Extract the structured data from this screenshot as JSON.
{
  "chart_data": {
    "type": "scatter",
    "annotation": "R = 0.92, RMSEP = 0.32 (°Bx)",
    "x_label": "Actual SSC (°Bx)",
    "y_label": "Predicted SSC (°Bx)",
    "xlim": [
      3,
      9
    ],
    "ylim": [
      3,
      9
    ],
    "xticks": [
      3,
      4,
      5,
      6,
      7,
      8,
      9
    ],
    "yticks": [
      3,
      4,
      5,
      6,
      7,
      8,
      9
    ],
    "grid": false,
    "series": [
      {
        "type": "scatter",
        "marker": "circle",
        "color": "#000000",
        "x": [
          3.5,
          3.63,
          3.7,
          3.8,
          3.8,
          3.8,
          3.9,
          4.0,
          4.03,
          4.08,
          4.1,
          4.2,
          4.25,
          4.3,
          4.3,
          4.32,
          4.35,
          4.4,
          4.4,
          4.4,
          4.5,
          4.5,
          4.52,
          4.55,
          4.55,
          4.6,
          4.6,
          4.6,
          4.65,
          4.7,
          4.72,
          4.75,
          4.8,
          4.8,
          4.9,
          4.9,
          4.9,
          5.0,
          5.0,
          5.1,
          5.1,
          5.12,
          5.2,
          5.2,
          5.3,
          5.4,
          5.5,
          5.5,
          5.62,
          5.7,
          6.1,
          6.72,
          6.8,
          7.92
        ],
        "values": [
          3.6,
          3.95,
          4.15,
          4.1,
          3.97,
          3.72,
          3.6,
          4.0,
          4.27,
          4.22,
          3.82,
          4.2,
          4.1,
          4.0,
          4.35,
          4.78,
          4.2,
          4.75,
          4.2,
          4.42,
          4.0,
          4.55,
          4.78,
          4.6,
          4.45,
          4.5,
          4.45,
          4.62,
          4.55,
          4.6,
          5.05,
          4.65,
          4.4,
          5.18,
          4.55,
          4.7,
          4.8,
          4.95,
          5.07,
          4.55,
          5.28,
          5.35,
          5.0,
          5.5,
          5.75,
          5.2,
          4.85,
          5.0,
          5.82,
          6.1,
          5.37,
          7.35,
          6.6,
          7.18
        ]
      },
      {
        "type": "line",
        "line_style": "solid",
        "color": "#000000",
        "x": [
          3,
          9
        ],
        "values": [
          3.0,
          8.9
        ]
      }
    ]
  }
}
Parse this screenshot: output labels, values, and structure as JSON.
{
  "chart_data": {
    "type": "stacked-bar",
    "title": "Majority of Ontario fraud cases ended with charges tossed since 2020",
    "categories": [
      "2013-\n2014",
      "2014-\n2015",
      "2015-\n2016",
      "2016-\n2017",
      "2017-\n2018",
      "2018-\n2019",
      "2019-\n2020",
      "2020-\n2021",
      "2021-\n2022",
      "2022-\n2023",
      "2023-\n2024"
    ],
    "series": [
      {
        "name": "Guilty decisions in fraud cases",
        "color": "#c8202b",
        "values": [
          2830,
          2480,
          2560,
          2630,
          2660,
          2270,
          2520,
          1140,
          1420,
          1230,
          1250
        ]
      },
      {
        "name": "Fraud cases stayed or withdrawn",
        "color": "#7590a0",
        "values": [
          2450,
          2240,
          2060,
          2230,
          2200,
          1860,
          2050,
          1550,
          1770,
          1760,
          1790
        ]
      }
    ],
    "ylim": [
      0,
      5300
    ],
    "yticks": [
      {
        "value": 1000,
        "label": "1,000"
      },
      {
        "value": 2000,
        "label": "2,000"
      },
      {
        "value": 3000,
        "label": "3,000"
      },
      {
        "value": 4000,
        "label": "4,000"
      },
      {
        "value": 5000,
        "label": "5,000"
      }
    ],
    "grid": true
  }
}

_Goal_. Write out every entry again, keeping each line exactly the same.

_Full answer_.
Extract the structured data from this screenshot as JSON.
{
  "chart_data": {
    "type": "scatter",
    "annotation": "R = 0.92, RMSEP = 0.32 (°Bx)",
    "x_label": "Actual SSC (°Bx)",
    "y_label": "Predicted SSC (°Bx)",
    "xlim": [
      3,
      9
    ],
    "ylim": [
      3,
      9
    ],
    "xticks": [
      3,
      4,
      5,
      6,
      7,
      8,
      9
    ],
    "yticks": [
      3,
      4,
      5,
      6,
      7,
      8,
      9
    ],
    "grid": false,
    "series": [
      {
        "type": "scatter",
        "marker": "circle",
        "color": "#000000",
        "x": [
          3.5,
          3.63,
          3.7,
          3.8,
          3.8,
          3.8,
          3.9,
          4.0,
          4.03,
          4.08,
          4.1,
          4.2,
          4.25,
          4.3,
          4.3,
          4.32,
          4.35,
          4.4,
          4.4,
          4.4,
          4.5,
          4.5,
          4.52,
          4.55,
          4.55,
          4.6,
          4.6,
          4.6,
          4.65,
          4.7,
          4.72,
          4.75,
          4.8,
          4.8,
          4.9,
          4.9,
          4.9,
          5.0,
          5.0,
          5.1,
          5.1,
          5.12,
          5.2,
          5.2,
          5.3,
          5.4,
          5.5,
          5.5,
          5.62,
          5.7,
          6.1,
          6.72,
          6.8,
          7.92
        ],
        "values": [
          3.6,
          3.95,
          4.15,
          4.1,
          3.97,
          3.72,
          3.6,
          4.0,
          4.27,
          4.22,
          3.82,
          4.2,
          4.1,
          4.0,
          4.35,
          4.78,
          4.2,
          4.75,
          4.2,
          4.42,
          4.0,
          4.55,
          4.78,
          4.6,
          4.45,
          4.5,
          4.45,
          4.62,
          4.55,
          4.6,
          5.05,
          4.65,
          4.4,
          5.18,
          4.55,
          4.7,
          4.8,
          4.95,
          5.07,
          4.55,
          5.28,
          5.35,
          5.0,
          5.5,
          5.75,
          5.2,
          4.85,
          5.0,
          5.82,
          6.1,
          5.37,
          7.35,
          6.6,
          7.18
        ]
      },
      {
        "type": "line",
        "line_style": "solid",
        "color": "#000000",
        "x": [
          3,
          9
        ],
        "values": [
          3.0,
          8.9
        ]
      }
    ]
  }
}
Parse this screenshot: output labels, values, and structure as JSON.
{
  "chart_data": {
    "type": "stacked-bar",
    "title": "Majority of Ontario fraud cases ended with charges tossed since 2020",
    "categories": [
      "2013-\n2014",
      "2014-\n2015",
      "2015-\n2016",
      "2016-\n2017",
      "2017-\n2018",
      "2018-\n2019",
      "2019-\n2020",
      "2020-\n2021",
      "2021-\n2022",
      "2022-\n2023",
      "2023-\n2024"
    ],
    "series": [
      {
        "name": "Guilty decisions in fraud cases",
        "color": "#c8202b",
        "values": [
          2830,
          2480,
          2560,
          2630,
          2660,
          2270,
          2520,
          1140,
          1420,
          1230,
          1250
        ]
      },
      {
        "name": "Fraud cases stayed or withdrawn",
        "color": "#7590a0",
        "values": [
          2450,
          2240,
          2060,
          2230,
          2200,
          1860,
          2050,
          1550,
          1770,
          1760,
          1790
        ]
      }
    ],
    "ylim": [
      0,
      5300
    ],
    "yticks": [
      {
        "value": 1000,
        "label": "1,000"
      },
      {
        "value": 2000,
        "label": "2,000"
      },
      {
        "value": 3000,
        "label": "3,000"
      },
      {
        "value": 4000,
        "label": "4,000"
      },
      {
        "value": 5000,
        "label": "5,000"
      }
    ],
    "grid": true
  }
}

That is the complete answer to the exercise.